● Problem details
Scan the data below for the string "icon". Copy every line where it appears.

___ Task material

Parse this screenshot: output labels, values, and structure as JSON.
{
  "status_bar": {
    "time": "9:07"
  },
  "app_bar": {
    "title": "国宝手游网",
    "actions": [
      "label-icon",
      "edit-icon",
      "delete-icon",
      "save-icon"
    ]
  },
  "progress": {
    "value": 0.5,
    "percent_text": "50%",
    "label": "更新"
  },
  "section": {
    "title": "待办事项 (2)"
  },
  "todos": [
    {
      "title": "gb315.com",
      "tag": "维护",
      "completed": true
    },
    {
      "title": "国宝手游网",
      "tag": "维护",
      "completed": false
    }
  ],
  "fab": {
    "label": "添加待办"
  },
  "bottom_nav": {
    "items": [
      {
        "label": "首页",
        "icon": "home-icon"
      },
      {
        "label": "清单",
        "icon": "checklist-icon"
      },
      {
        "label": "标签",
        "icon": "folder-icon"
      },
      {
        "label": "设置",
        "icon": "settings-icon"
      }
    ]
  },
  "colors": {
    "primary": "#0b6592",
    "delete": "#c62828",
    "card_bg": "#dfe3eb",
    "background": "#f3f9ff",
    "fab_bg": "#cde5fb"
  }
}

______

● Result for this task
      "label-icon",
      "edit-icon",
      "delete-icon",
      "save-icon"
        "icon": "home-icon"
        "icon": "checklist-icon"
        "icon": "folder-icon"
        "icon": "settings-icon"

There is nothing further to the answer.